__Task requirements__: Gather up every line that includes the string "meccanica".
*** Data supplied
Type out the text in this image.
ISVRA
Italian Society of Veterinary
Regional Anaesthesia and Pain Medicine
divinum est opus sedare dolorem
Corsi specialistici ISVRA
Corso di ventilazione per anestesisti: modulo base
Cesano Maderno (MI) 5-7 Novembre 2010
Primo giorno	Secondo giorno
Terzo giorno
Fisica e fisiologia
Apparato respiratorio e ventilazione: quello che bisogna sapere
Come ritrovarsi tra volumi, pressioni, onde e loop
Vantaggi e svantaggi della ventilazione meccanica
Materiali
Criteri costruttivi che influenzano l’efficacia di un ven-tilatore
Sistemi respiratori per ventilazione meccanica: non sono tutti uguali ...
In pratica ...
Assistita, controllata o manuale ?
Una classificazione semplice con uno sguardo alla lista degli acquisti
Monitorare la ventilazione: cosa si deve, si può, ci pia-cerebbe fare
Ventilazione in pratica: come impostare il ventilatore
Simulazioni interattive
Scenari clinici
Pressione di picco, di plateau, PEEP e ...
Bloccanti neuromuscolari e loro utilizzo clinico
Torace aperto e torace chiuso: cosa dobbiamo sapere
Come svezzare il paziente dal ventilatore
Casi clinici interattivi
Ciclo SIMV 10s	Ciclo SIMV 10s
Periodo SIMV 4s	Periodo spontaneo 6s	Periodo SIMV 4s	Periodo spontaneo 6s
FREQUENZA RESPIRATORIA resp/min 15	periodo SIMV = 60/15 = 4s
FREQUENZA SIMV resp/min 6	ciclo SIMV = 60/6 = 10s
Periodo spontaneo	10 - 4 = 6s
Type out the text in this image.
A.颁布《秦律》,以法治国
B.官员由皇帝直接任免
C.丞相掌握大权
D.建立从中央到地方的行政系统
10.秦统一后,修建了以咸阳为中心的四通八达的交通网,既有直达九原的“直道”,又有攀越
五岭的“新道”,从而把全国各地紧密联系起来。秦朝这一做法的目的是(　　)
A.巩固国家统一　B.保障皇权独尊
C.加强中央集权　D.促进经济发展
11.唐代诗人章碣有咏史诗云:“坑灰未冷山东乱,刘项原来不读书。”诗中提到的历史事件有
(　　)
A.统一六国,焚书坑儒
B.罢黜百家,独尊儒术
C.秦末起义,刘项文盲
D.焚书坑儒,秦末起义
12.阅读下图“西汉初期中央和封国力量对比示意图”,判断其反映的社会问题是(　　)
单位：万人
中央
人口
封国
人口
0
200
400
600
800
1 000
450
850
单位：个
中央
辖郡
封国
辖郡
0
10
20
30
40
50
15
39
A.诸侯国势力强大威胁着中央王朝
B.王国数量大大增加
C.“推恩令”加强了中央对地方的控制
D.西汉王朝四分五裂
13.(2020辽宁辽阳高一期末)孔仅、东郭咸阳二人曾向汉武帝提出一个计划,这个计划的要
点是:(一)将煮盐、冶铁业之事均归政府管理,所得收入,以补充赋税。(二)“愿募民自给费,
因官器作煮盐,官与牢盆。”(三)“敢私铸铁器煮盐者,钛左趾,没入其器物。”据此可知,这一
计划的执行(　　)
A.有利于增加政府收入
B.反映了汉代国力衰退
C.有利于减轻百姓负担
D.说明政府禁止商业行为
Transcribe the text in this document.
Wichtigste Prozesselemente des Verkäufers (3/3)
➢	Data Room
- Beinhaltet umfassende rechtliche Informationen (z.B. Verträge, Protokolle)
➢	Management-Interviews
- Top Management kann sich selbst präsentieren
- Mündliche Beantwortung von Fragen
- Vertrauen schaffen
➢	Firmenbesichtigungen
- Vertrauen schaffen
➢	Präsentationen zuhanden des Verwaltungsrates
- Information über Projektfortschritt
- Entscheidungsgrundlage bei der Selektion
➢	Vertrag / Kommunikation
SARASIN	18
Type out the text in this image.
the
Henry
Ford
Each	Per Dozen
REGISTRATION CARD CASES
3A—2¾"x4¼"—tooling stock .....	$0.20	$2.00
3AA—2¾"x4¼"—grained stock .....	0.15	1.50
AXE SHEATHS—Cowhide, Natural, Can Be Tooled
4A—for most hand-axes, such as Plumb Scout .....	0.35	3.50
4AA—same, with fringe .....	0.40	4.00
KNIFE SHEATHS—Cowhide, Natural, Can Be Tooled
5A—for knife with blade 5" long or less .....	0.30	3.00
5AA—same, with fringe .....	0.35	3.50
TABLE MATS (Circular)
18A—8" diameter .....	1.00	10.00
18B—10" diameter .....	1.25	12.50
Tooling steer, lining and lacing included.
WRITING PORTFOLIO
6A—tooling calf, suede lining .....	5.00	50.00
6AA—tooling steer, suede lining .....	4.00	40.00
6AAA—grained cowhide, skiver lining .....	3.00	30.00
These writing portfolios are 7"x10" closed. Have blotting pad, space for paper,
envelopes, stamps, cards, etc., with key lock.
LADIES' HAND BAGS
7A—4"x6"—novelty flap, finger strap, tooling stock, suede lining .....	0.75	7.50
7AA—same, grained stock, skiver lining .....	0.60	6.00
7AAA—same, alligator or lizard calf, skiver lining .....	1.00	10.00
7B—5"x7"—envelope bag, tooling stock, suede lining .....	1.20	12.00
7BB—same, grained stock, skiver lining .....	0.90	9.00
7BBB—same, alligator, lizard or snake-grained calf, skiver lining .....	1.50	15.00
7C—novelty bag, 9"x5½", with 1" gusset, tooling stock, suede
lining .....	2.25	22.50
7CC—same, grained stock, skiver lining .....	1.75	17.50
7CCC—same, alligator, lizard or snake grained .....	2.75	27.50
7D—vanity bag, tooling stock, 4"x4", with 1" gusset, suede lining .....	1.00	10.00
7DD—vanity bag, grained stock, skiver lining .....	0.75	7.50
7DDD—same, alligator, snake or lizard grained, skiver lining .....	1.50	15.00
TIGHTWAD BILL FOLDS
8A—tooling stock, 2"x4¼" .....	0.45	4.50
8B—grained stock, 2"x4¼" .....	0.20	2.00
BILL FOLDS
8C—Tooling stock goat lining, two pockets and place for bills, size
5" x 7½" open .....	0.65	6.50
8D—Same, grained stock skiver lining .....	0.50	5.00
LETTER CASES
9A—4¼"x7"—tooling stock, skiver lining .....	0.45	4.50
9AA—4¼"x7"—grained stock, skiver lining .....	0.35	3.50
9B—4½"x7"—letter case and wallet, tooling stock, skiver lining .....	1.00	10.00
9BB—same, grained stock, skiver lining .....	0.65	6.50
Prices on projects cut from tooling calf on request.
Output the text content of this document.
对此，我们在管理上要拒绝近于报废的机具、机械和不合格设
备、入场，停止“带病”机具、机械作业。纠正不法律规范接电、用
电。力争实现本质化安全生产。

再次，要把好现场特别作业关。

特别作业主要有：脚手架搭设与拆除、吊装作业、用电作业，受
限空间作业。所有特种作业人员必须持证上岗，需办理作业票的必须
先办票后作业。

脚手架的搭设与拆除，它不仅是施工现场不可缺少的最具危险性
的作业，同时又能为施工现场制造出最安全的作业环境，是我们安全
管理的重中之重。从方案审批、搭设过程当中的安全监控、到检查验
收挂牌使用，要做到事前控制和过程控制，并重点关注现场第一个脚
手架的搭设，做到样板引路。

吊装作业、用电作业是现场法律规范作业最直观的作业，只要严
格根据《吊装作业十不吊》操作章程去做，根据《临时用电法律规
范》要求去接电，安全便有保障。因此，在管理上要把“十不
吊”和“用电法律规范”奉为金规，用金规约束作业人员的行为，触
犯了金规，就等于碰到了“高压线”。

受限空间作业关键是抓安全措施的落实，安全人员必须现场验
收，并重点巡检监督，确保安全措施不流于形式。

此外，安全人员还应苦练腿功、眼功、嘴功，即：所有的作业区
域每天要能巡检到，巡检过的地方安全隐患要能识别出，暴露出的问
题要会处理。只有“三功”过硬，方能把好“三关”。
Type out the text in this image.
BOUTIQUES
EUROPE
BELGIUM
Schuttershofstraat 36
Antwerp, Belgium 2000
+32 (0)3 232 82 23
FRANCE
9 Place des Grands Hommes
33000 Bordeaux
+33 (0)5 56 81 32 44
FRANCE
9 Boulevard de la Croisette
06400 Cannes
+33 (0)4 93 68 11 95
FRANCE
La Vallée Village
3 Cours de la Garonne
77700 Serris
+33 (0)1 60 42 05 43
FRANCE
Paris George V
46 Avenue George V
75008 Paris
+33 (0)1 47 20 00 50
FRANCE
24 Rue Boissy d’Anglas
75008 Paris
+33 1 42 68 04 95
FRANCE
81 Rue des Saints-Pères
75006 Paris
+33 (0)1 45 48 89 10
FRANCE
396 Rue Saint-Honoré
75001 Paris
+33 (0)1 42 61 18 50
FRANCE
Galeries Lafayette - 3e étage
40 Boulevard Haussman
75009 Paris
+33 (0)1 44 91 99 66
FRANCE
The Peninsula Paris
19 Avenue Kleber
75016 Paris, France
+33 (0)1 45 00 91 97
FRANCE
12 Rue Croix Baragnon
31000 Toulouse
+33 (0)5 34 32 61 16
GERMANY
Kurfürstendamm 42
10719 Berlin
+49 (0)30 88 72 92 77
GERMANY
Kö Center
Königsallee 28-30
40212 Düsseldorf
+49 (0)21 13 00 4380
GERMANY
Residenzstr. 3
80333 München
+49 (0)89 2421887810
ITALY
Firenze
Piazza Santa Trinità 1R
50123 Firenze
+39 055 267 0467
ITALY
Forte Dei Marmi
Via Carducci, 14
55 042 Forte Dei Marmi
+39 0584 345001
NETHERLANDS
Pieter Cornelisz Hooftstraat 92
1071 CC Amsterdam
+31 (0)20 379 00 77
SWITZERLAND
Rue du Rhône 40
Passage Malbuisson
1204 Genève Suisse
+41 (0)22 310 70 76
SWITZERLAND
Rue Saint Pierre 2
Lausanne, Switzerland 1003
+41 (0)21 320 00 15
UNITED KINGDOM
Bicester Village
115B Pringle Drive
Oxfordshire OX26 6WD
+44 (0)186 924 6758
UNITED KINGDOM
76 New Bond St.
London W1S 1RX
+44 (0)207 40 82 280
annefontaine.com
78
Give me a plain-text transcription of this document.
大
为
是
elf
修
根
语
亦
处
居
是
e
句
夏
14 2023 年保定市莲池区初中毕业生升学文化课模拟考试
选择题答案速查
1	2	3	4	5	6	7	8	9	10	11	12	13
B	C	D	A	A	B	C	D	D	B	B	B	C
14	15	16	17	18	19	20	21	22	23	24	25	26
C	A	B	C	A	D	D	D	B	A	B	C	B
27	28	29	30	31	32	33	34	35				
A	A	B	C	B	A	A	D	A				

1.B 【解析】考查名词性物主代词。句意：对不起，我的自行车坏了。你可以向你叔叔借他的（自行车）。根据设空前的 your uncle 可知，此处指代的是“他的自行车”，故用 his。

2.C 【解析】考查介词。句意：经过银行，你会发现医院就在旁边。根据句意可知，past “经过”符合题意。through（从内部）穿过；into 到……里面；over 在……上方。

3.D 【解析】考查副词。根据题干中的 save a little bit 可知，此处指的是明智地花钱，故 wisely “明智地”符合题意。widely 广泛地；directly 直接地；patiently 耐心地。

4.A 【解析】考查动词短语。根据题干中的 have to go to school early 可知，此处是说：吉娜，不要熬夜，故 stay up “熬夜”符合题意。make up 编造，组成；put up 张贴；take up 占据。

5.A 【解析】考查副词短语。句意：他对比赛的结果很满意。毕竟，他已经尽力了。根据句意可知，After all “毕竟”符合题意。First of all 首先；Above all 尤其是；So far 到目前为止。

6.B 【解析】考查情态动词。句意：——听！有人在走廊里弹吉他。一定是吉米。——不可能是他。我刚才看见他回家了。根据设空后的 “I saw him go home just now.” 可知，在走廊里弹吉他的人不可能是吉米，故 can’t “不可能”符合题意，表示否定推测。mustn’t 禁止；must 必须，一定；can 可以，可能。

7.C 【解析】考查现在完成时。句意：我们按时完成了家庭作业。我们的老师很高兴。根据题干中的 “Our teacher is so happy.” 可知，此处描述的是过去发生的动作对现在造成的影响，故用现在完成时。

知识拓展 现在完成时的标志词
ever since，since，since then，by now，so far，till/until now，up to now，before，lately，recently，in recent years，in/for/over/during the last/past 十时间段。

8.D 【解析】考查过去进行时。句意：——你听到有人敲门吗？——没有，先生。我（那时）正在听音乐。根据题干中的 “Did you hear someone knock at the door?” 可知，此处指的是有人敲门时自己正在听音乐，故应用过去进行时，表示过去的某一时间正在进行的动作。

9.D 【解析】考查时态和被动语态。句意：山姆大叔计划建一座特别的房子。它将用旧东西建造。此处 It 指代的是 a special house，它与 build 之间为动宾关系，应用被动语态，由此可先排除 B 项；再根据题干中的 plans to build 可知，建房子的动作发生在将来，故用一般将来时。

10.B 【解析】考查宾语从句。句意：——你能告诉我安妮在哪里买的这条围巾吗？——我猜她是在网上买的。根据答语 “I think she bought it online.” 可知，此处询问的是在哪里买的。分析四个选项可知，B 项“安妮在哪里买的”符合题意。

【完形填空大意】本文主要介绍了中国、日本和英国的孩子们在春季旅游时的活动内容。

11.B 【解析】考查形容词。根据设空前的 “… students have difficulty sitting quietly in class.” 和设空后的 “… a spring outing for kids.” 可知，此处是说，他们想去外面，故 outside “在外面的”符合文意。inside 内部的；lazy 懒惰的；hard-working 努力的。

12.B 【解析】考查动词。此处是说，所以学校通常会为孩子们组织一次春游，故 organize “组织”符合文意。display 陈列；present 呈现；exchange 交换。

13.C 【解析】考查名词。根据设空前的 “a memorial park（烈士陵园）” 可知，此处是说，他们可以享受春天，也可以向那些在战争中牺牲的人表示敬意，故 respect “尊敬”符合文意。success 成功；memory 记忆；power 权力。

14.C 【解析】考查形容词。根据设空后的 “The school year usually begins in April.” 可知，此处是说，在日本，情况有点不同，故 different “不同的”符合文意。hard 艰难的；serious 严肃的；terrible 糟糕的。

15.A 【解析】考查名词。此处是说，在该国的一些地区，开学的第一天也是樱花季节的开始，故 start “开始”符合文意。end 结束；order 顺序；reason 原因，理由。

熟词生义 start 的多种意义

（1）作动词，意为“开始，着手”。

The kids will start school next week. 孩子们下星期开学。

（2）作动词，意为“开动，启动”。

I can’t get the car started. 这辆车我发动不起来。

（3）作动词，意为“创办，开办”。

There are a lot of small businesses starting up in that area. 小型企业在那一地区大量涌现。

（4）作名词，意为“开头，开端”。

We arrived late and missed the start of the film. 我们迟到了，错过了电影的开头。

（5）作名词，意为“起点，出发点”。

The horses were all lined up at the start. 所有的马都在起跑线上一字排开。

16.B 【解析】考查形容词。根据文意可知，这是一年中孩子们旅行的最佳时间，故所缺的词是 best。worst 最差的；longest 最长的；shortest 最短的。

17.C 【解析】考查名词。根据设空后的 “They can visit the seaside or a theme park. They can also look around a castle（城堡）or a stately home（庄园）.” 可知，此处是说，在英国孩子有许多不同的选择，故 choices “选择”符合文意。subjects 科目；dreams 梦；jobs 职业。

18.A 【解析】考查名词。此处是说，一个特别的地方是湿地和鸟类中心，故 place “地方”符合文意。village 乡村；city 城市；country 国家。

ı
******
__Answer to the task__:
Vantaggi e svantaggi della ventilazione meccanica
Sistemi respiratori per ventilazione meccanica: non sono tutti uguali ...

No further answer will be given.